## Stored data:
[BEGIN]
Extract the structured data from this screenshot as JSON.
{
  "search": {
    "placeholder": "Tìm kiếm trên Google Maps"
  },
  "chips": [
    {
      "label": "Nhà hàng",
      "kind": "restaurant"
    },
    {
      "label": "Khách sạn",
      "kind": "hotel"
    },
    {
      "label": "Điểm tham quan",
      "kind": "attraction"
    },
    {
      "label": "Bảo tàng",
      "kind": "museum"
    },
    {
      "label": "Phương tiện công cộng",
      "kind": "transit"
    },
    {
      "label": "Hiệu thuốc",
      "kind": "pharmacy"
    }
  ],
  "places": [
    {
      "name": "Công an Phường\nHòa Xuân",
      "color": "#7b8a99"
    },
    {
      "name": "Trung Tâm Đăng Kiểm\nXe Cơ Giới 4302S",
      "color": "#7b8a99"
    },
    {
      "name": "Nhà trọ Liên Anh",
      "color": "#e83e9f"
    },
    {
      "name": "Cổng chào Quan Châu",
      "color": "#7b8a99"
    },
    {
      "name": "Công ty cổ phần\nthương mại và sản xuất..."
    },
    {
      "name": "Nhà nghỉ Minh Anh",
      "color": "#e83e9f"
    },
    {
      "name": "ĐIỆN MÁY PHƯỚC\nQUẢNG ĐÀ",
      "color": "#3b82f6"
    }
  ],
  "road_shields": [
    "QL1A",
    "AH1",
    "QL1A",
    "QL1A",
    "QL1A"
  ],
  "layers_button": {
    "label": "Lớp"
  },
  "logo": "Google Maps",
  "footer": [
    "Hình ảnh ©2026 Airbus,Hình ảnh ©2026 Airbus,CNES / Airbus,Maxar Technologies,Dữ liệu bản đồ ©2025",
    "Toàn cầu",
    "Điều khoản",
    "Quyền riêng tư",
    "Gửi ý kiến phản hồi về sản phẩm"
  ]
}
[END]
## To be done:
Collect each line above holding the string "kind".

## The output:
      "kind": "restaurant"
      "kind": "hotel"
      "kind": "attraction"
      "kind": "museum"
      "kind": "transit"
      "kind": "pharmacy"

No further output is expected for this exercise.